> **Dataset entries**:
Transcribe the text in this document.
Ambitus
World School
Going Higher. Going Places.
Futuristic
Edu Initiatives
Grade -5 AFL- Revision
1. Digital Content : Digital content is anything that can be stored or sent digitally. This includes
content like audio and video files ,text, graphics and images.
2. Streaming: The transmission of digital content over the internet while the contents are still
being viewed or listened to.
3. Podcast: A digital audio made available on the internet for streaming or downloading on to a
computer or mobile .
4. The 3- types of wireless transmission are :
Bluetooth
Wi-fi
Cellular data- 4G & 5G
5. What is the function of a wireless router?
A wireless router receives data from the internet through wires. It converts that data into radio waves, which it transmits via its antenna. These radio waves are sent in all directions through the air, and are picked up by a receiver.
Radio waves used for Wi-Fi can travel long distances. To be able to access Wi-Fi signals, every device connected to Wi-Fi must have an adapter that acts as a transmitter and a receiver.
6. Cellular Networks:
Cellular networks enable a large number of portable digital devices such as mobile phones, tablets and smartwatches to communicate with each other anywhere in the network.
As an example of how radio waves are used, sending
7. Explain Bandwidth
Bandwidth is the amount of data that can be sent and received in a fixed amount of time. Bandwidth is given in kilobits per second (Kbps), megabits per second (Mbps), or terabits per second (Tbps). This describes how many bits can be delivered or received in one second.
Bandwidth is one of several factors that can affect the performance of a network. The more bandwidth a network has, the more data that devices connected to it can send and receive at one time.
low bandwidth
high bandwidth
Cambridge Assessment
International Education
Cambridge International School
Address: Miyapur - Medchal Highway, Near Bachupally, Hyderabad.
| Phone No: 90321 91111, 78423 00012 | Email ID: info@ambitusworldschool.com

> **What the task asks**:
Report all lines of the material that contain the word "internet".

> **Correct output**:
2. Streaming: The transmission of digital content over the internet while the contents are still
3. Podcast: A digital audio made available on the internet for streaming or downloading on to a
A wireless router receives data from the internet through wires. It converts that data into radio waves, which it transmits via its antenna. These radio waves are sent in all directions through the air, and are picked up by a receiver.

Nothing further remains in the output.